──────── Material supplied ────────

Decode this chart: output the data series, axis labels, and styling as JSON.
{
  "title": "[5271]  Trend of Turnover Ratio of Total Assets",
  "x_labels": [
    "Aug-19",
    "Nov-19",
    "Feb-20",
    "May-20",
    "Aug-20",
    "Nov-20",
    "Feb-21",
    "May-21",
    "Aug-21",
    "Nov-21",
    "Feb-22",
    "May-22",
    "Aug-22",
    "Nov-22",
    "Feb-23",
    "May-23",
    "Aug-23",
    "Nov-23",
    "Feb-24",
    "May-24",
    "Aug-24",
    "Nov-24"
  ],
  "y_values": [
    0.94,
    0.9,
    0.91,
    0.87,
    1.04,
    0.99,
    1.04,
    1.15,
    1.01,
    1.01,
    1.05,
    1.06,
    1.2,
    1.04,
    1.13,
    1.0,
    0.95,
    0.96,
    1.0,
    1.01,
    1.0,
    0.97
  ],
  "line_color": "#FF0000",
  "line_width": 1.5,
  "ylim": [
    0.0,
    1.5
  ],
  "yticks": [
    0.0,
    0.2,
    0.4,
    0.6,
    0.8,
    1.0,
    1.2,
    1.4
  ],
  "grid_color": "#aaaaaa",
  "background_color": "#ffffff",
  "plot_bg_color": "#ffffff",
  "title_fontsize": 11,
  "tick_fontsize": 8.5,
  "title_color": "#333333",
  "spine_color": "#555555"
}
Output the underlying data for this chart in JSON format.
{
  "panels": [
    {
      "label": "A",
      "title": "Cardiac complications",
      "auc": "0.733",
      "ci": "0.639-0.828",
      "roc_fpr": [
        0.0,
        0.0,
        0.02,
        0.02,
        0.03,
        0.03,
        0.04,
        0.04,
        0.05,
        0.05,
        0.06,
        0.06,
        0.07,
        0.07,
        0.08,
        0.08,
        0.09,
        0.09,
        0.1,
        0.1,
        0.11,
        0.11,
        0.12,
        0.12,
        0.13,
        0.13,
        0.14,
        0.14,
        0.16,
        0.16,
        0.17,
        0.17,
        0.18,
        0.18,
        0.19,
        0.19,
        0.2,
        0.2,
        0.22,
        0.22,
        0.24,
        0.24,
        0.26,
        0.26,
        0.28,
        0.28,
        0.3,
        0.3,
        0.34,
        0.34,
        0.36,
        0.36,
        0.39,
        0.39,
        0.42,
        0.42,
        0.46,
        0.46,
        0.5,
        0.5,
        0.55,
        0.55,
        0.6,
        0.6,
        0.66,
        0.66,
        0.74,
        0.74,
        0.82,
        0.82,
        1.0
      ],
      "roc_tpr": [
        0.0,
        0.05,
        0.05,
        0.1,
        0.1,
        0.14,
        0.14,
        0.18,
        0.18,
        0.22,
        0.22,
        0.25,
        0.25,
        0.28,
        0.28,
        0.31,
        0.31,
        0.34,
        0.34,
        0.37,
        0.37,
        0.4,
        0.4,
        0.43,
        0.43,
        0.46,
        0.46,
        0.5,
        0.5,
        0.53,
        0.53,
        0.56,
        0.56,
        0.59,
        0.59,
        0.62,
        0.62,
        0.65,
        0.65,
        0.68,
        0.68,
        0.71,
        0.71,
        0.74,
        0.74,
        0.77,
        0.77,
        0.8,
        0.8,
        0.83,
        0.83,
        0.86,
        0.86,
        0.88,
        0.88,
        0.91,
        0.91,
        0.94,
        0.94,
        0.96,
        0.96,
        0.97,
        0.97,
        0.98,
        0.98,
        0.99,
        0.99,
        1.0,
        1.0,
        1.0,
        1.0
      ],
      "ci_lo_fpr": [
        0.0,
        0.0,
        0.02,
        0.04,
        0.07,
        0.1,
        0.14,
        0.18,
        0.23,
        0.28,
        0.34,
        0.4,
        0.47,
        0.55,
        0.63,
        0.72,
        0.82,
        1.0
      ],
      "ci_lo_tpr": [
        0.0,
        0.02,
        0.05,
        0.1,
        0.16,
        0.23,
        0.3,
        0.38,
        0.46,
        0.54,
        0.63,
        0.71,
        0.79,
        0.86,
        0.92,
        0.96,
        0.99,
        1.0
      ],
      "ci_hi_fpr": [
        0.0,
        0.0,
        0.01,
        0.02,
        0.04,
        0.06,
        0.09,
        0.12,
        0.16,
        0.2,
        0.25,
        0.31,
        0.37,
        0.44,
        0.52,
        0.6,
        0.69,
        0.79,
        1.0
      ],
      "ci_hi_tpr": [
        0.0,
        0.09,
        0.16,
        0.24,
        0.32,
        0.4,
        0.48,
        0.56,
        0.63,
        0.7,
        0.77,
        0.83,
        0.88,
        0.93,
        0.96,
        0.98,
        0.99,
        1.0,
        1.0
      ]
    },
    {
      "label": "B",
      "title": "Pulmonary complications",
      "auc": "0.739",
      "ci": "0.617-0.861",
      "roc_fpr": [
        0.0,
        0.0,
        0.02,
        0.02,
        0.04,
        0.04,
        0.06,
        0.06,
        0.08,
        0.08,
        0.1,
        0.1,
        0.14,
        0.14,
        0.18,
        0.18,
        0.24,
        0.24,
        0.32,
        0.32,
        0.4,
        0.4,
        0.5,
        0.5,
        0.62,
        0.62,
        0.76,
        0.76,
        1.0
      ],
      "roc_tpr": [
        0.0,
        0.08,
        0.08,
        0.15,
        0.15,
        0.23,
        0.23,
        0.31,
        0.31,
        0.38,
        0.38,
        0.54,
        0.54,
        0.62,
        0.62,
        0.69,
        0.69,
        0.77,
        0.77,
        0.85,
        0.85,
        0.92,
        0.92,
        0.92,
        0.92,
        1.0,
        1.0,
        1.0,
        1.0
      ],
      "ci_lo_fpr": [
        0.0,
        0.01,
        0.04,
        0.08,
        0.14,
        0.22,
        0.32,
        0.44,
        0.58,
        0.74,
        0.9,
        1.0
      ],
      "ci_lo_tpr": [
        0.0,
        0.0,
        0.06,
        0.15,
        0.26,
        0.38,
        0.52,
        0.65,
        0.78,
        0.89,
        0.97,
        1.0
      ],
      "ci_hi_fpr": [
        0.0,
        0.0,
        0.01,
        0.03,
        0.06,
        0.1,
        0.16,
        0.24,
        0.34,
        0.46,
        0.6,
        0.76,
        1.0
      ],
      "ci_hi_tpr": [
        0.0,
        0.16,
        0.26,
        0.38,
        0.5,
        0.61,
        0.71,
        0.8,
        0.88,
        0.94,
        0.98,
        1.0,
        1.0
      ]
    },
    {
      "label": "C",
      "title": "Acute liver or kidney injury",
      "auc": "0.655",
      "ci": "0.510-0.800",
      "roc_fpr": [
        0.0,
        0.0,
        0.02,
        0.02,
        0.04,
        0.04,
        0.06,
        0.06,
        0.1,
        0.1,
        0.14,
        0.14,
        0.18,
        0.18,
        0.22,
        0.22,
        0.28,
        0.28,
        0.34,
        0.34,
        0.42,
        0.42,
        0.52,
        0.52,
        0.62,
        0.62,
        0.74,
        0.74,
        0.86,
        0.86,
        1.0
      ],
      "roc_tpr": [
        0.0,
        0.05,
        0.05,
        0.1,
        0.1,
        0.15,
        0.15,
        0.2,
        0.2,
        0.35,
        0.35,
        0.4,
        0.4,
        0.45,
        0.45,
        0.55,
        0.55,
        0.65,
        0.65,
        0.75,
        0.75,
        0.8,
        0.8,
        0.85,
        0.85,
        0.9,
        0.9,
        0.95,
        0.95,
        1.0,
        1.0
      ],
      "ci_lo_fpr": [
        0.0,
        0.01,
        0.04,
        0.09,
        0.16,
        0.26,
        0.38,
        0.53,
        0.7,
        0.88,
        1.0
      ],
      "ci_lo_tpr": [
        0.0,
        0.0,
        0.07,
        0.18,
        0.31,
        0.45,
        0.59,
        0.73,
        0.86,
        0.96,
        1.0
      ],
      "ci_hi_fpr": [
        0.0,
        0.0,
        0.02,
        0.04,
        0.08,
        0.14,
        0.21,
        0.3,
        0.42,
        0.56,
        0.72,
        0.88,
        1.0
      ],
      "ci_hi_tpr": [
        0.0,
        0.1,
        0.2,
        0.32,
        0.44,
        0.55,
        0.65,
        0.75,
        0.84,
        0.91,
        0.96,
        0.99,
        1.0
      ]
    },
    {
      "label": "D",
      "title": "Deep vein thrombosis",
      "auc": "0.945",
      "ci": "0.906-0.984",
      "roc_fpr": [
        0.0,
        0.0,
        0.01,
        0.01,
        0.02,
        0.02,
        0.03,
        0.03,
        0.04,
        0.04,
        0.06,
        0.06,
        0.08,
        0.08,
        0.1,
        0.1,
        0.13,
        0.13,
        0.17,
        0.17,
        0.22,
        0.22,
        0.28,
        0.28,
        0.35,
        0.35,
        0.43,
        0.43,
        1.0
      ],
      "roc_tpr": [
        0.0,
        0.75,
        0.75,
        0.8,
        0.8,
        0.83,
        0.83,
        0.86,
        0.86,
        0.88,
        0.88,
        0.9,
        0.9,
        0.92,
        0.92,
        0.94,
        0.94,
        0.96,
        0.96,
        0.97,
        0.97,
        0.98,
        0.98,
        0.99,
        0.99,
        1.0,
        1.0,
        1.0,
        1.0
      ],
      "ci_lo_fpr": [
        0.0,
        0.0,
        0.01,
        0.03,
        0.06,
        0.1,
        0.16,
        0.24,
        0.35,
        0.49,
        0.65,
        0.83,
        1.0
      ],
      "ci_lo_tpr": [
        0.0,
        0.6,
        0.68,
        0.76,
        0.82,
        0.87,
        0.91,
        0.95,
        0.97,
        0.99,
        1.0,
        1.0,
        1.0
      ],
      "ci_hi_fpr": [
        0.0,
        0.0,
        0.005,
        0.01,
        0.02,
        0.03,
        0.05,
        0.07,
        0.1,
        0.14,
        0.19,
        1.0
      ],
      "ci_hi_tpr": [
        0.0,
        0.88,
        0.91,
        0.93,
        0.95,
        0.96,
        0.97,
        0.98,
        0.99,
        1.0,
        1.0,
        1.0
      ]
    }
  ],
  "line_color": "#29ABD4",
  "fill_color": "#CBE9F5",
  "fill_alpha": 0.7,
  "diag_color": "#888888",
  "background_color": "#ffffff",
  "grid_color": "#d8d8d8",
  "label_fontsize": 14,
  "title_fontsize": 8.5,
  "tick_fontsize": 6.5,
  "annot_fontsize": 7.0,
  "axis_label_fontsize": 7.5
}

────────

Report every line in the data above in which the word "this" appears.

Decode this chart: output the data series, axis labels, and styling as JSON.
Output the underlying data for this chart in JSON format.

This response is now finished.